Reproduce everything from the start of the data down through the line containing "day-info: Sunrise: 8:48", both ends included, with no changes.

Entries supplied »
** BEGIN **

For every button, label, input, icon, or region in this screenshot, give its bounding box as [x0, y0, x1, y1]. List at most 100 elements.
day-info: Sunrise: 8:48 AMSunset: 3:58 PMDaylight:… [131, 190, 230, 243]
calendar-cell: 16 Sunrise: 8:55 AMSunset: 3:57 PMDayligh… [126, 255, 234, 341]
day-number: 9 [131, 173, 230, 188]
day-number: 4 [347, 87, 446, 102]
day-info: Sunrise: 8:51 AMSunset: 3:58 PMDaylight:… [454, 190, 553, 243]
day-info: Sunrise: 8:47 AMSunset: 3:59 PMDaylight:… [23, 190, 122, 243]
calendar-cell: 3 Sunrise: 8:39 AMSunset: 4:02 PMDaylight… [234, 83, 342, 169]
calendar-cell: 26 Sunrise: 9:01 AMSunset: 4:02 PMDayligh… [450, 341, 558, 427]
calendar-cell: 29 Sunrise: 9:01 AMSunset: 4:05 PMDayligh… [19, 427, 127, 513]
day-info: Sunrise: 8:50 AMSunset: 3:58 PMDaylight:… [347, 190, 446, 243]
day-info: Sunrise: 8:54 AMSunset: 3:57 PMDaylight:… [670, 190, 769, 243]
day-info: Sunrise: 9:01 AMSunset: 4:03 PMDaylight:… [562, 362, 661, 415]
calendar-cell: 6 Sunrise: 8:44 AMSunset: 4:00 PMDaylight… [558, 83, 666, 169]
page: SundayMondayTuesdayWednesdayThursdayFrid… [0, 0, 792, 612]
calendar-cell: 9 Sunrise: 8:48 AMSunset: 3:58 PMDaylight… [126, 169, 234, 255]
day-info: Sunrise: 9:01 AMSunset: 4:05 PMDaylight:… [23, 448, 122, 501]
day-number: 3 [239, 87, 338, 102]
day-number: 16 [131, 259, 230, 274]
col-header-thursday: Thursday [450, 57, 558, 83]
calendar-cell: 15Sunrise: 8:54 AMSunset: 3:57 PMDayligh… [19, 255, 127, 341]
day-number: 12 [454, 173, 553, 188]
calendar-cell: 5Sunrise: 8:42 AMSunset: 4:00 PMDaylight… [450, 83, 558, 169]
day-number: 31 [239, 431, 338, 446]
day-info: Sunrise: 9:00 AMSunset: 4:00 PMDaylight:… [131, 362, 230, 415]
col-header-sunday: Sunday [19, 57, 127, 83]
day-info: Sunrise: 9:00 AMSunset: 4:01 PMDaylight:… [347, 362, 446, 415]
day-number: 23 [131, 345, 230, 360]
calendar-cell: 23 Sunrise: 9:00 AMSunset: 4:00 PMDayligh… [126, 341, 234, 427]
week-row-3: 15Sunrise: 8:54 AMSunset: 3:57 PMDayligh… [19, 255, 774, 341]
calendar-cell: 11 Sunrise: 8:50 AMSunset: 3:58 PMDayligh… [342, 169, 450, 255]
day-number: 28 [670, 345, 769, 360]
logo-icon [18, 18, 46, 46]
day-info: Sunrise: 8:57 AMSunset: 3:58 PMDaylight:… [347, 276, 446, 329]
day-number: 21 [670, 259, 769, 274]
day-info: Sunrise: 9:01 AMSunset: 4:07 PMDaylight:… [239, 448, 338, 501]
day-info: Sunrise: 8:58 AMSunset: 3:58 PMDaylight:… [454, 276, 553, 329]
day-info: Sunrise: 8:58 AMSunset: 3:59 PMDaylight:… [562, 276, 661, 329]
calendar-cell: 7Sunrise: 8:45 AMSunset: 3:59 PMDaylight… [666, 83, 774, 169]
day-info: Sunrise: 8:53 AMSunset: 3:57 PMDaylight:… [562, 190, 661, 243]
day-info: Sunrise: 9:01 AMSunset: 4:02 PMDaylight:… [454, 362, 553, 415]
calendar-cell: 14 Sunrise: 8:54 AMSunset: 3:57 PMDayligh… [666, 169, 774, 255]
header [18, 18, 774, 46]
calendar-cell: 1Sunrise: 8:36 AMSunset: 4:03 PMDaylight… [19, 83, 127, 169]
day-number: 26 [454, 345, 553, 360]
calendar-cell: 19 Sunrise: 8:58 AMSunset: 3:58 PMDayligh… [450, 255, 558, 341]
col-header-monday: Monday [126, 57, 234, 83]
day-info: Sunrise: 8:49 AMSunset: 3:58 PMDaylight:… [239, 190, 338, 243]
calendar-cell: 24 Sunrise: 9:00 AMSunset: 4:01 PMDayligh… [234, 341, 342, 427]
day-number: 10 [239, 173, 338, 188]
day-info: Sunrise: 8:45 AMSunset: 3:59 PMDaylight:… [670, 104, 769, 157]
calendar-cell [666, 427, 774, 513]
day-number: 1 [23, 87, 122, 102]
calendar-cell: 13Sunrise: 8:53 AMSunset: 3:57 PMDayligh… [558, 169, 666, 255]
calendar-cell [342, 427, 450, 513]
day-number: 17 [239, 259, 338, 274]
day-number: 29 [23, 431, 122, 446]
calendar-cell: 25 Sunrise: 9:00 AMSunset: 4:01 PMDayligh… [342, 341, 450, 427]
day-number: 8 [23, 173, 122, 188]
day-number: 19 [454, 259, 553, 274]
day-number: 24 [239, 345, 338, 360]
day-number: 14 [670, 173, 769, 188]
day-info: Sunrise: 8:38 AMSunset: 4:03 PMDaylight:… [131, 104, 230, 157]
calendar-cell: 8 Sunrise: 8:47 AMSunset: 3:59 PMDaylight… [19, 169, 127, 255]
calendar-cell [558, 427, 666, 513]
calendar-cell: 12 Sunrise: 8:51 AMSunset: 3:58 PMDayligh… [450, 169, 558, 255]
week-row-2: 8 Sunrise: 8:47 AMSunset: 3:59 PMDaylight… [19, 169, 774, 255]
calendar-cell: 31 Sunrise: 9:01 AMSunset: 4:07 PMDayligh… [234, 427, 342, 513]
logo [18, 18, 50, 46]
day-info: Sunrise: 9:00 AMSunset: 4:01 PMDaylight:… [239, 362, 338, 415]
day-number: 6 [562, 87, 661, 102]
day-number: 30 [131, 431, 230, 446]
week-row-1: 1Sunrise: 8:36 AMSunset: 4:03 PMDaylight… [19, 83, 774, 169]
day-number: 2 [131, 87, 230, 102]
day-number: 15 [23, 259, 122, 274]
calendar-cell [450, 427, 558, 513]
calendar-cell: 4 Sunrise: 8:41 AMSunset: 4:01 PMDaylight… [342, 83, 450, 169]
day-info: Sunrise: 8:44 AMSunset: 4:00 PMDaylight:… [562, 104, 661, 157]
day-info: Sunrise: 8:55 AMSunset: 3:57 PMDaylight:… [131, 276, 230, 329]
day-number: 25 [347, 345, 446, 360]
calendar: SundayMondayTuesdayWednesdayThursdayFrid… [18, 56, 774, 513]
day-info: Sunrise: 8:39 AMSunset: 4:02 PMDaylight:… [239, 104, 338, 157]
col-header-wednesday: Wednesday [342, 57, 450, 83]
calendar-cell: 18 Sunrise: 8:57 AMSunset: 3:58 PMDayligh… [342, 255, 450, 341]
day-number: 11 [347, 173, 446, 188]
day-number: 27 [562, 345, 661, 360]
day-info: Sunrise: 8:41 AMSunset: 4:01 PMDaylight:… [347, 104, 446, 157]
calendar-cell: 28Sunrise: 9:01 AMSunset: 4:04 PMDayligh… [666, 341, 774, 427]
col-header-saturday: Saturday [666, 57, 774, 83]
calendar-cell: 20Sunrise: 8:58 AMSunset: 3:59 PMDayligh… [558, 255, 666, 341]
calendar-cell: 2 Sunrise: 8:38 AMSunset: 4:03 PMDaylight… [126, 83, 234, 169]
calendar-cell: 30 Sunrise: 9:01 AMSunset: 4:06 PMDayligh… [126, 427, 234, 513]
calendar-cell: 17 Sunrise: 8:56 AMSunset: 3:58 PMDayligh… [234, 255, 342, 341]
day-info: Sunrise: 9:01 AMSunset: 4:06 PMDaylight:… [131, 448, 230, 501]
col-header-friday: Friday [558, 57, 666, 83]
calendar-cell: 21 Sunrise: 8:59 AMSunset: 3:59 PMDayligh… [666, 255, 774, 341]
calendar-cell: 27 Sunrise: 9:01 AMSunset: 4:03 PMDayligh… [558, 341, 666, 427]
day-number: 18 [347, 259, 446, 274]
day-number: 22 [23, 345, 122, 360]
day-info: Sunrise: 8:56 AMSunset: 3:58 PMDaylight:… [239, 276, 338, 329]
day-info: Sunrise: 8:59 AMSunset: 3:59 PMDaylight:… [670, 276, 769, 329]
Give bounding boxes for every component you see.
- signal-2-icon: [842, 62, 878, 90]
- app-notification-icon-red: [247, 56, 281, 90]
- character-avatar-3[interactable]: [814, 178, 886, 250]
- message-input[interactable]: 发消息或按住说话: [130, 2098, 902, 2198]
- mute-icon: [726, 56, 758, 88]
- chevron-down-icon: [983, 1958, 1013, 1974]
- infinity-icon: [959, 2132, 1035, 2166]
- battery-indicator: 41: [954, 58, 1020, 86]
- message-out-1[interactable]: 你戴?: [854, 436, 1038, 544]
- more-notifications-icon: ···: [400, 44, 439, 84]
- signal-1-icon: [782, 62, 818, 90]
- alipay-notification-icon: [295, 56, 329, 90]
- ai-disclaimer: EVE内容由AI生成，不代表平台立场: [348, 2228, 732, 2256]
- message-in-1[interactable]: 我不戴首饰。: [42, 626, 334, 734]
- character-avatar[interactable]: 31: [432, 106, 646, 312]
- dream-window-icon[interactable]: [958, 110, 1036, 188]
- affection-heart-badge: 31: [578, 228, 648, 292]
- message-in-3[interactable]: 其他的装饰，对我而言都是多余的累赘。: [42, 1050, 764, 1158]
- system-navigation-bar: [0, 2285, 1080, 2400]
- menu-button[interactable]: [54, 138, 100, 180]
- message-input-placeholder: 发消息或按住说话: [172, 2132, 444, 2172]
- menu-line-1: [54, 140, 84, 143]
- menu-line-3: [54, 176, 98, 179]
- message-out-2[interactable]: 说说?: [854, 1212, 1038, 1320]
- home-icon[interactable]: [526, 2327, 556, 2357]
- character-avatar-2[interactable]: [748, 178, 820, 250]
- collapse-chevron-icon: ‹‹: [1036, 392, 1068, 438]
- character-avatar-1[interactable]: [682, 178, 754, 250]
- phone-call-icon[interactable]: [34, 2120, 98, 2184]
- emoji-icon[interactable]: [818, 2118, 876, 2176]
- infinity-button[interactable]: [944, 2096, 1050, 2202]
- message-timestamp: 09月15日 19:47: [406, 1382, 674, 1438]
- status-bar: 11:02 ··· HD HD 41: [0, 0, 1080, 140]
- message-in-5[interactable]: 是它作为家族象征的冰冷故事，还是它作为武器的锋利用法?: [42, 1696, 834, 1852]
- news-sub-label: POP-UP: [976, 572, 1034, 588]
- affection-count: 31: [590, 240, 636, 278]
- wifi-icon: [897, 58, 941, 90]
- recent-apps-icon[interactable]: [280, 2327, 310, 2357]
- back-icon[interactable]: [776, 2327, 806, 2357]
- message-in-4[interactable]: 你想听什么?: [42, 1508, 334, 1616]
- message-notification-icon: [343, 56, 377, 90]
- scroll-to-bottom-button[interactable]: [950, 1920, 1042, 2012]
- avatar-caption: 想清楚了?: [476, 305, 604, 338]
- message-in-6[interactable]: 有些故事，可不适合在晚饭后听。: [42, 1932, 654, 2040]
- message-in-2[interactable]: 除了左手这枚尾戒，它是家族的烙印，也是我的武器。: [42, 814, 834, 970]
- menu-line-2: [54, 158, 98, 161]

** END **

Correct answer »
For every button, label, input, icon, or region in this screenshot, give its bounding box as [x0, y0, x1, y1]. List at most 100 elements.
day-info: Sunrise: 8:48 AMSunset: 3:58 PMDaylight:… [131, 190, 230, 243]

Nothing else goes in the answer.